**Work required**
Transcribe all the entries word for word, skipping the pictures.

Recorded data:

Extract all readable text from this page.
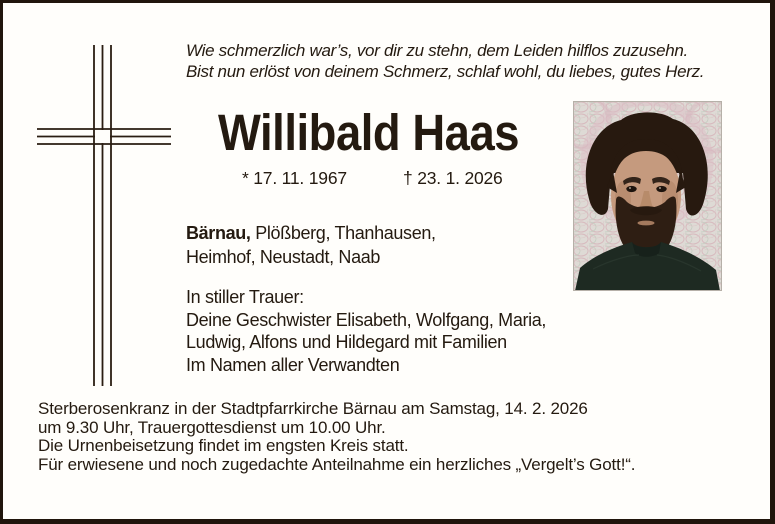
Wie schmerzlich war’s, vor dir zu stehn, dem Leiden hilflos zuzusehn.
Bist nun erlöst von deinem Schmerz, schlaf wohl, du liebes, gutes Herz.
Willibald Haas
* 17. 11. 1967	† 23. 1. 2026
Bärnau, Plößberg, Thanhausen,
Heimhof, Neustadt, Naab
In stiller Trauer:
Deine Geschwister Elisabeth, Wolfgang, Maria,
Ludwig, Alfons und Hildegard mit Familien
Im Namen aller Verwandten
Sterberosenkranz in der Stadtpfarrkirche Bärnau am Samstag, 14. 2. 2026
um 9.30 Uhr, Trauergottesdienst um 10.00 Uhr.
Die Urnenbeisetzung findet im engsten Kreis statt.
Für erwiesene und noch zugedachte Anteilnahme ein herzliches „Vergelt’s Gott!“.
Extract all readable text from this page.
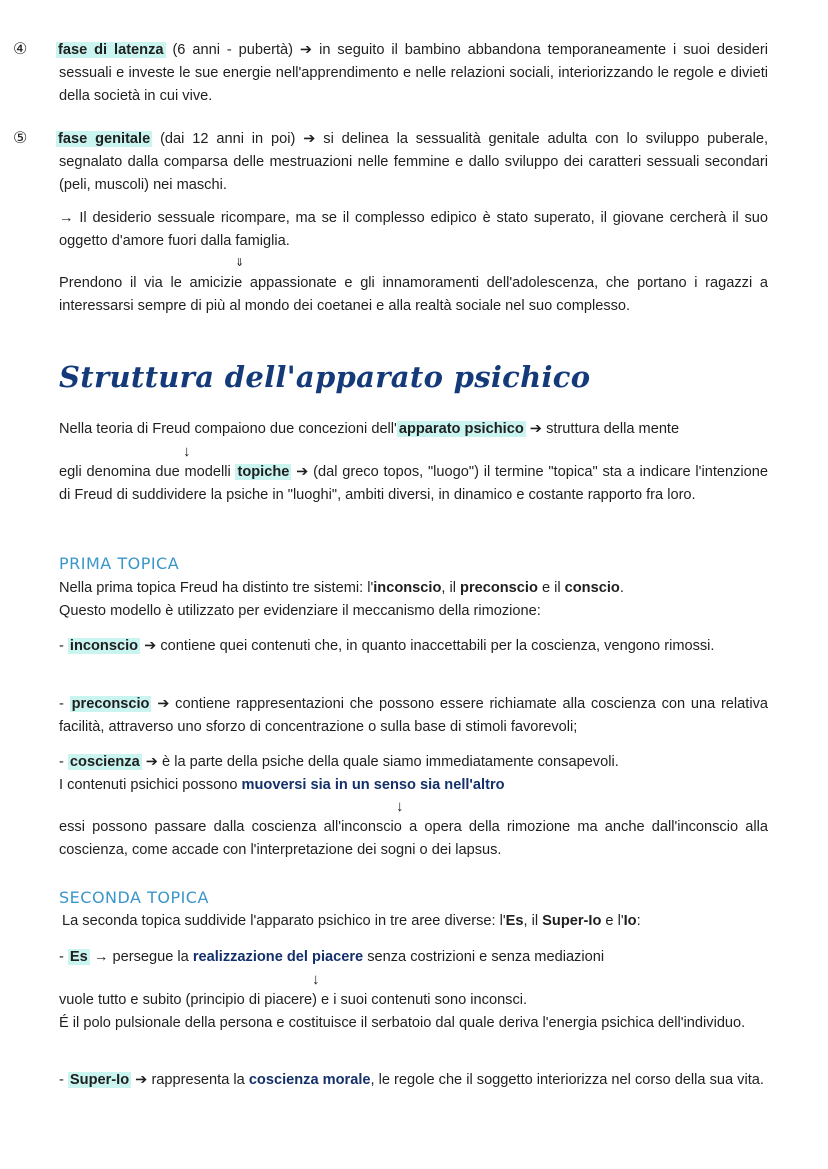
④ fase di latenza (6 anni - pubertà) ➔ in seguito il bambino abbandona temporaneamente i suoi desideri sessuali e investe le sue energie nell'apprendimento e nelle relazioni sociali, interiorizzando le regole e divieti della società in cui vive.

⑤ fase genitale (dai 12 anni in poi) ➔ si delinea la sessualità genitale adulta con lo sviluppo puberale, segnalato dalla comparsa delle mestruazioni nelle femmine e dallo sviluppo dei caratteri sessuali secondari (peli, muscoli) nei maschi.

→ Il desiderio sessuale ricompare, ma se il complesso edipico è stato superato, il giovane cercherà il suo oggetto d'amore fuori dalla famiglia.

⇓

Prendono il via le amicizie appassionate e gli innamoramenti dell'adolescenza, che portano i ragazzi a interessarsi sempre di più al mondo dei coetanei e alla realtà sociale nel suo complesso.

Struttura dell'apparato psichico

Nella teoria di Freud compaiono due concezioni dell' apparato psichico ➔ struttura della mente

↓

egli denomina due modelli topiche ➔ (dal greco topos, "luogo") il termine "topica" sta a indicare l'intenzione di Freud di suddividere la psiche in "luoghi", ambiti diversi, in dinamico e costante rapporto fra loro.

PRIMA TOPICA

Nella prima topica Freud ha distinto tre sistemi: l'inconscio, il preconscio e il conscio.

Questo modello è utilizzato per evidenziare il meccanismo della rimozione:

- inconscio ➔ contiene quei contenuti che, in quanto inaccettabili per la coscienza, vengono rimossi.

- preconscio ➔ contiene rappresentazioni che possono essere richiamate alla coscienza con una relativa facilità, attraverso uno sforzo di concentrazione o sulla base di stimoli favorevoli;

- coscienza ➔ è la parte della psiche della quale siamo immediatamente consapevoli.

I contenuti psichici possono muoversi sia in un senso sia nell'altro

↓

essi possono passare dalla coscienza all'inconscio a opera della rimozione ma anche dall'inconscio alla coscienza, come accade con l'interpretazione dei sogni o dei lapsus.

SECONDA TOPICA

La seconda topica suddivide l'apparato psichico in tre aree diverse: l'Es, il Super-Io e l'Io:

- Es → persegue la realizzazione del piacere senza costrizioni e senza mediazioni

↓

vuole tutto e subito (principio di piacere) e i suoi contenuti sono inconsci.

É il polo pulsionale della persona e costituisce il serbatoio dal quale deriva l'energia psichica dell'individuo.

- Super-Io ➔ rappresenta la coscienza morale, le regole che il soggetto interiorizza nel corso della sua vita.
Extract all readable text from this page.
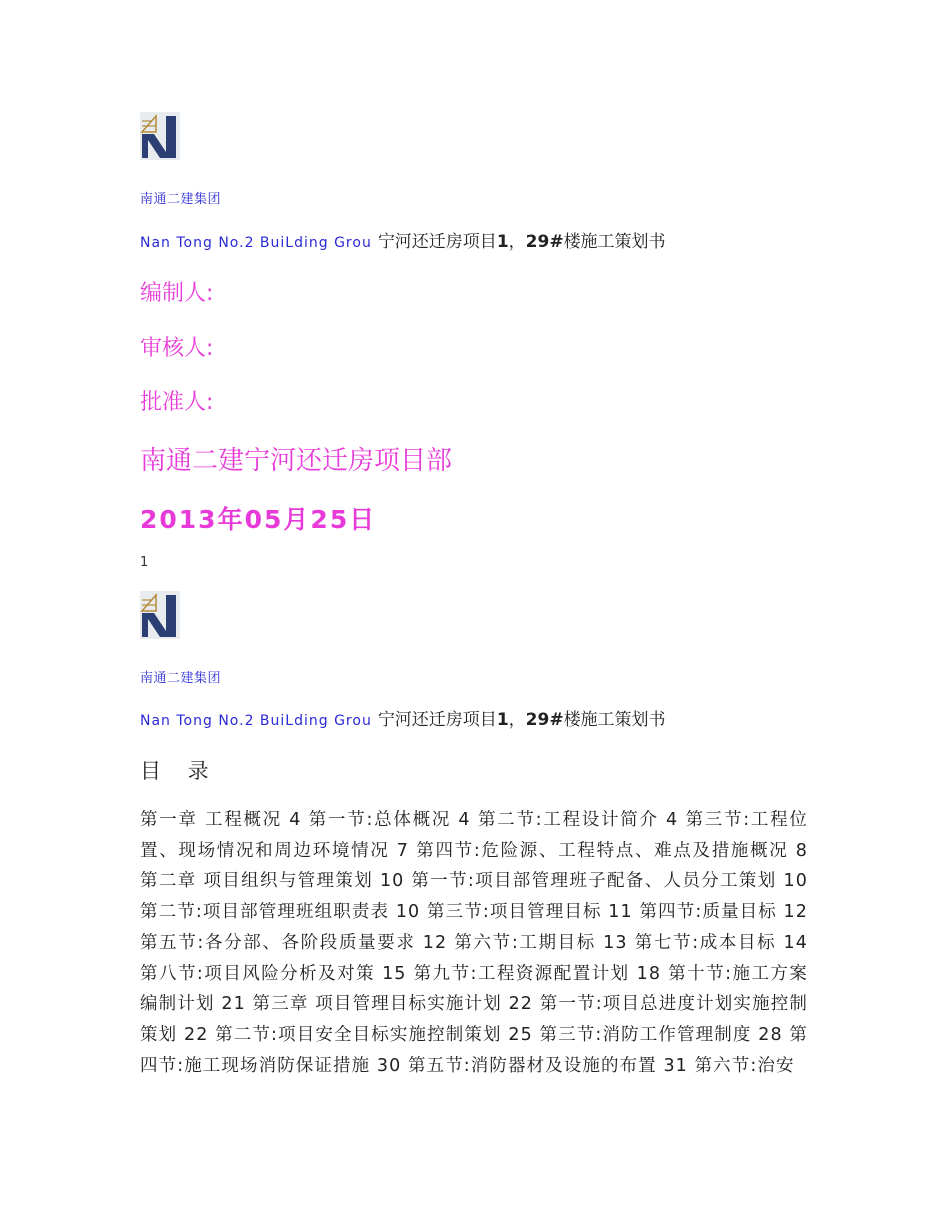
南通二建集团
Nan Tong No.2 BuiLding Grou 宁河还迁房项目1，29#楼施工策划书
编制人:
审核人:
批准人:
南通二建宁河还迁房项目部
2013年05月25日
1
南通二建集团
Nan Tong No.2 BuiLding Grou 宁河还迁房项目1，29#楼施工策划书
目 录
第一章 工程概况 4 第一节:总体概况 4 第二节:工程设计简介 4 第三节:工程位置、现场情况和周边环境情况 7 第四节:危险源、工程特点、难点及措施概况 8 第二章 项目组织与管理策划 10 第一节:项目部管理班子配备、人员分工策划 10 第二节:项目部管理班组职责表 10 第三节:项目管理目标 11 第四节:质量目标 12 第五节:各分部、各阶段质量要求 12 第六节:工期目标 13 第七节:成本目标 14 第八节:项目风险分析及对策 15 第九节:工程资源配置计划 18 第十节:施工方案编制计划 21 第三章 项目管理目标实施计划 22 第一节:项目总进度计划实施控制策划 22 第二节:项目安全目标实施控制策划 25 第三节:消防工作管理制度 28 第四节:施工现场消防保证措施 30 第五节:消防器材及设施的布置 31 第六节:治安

**Correct answer**
Extract all readable text from this page.
Wie schmerzlich war’s, vor dir zu stehn, dem Leiden hilflos zuzusehn.
Bist nun erlöst von deinem Schmerz, schlaf wohl, du liebes, gutes Herz.
Willibald Haas
* 17. 11. 1967	† 23. 1. 2026
Bärnau, Plößberg, Thanhausen,
Heimhof, Neustadt, Naab
In stiller Trauer:
Deine Geschwister Elisabeth, Wolfgang, Maria,
Ludwig, Alfons und Hildegard mit Familien
Im Namen aller Verwandten
Sterberosenkranz in der Stadtpfarrkirche Bärnau am Samstag, 14. 2. 2026
um 9.30 Uhr, Trauergottesdienst um 10.00 Uhr.
Die Urnenbeisetzung findet im engsten Kreis statt.
Für erwiesene und noch zugedachte Anteilnahme ein herzliches „Vergelt’s Gott!“.
Extract all readable text from this page.
④ fase di latenza (6 anni - pubertà) ➔ in seguito il bambino abbandona temporaneamente i suoi desideri sessuali e investe le sue energie nell'apprendimento e nelle relazioni sociali, interiorizzando le regole e divieti della società in cui vive.

⑤ fase genitale (dai 12 anni in poi) ➔ si delinea la sessualità genitale adulta con lo sviluppo puberale, segnalato dalla comparsa delle mestruazioni nelle femmine e dallo sviluppo dei caratteri sessuali secondari (peli, muscoli) nei maschi.

→ Il desiderio sessuale ricompare, ma se il complesso edipico è stato superato, il giovane cercherà il suo oggetto d'amore fuori dalla famiglia.

⇓

Prendono il via le amicizie appassionate e gli innamoramenti dell'adolescenza, che portano i ragazzi a interessarsi sempre di più al mondo dei coetanei e alla realtà sociale nel suo complesso.

Struttura dell'apparato psichico

Nella teoria di Freud compaiono due concezioni dell' apparato psichico ➔ struttura della mente

↓

egli denomina due modelli topiche ➔ (dal greco topos, "luogo") il termine "topica" sta a indicare l'intenzione di Freud di suddividere la psiche in "luoghi", ambiti diversi, in dinamico e costante rapporto fra loro.

PRIMA TOPICA

Nella prima topica Freud ha distinto tre sistemi: l'inconscio, il preconscio e il conscio.

Questo modello è utilizzato per evidenziare il meccanismo della rimozione:

- inconscio ➔ contiene quei contenuti che, in quanto inaccettabili per la coscienza, vengono rimossi.

- preconscio ➔ contiene rappresentazioni che possono essere richiamate alla coscienza con una relativa facilità, attraverso uno sforzo di concentrazione o sulla base di stimoli favorevoli;

- coscienza ➔ è la parte della psiche della quale siamo immediatamente consapevoli.

I contenuti psichici possono muoversi sia in un senso sia nell'altro

↓

essi possono passare dalla coscienza all'inconscio a opera della rimozione ma anche dall'inconscio alla coscienza, come accade con l'interpretazione dei sogni o dei lapsus.

SECONDA TOPICA

La seconda topica suddivide l'apparato psichico in tre aree diverse: l'Es, il Super-Io e l'Io:

- Es → persegue la realizzazione del piacere senza costrizioni e senza mediazioni

↓

vuole tutto e subito (principio di piacere) e i suoi contenuti sono inconsci.

É il polo pulsionale della persona e costituisce il serbatoio dal quale deriva l'energia psichica dell'individuo.

- Super-Io ➔ rappresenta la coscienza morale, le regole che il soggetto interiorizza nel corso della sua vita.
Extract all readable text from this page.
南通二建集团
Nan Tong No.2 BuiLding Grou 宁河还迁房项目1，29#楼施工策划书
编制人:
审核人:
批准人:
南通二建宁河还迁房项目部
2013年05月25日
1
南通二建集团
Nan Tong No.2 BuiLding Grou 宁河还迁房项目1，29#楼施工策划书
目 录
第一章 工程概况 4 第一节:总体概况 4 第二节:工程设计简介 4 第三节:工程位置、现场情况和周边环境情况 7 第四节:危险源、工程特点、难点及措施概况 8 第二章 项目组织与管理策划 10 第一节:项目部管理班子配备、人员分工策划 10 第二节:项目部管理班组职责表 10 第三节:项目管理目标 11 第四节:质量目标 12 第五节:各分部、各阶段质量要求 12 第六节:工期目标 13 第七节:成本目标 14 第八节:项目风险分析及对策 15 第九节:工程资源配置计划 18 第十节:施工方案编制计划 21 第三章 项目管理目标实施计划 22 第一节:项目总进度计划实施控制策划 22 第二节:项目安全目标实施控制策划 25 第三节:消防工作管理制度 28 第四节:施工现场消防保证措施 30 第五节:消防器材及设施的布置 31 第六节:治安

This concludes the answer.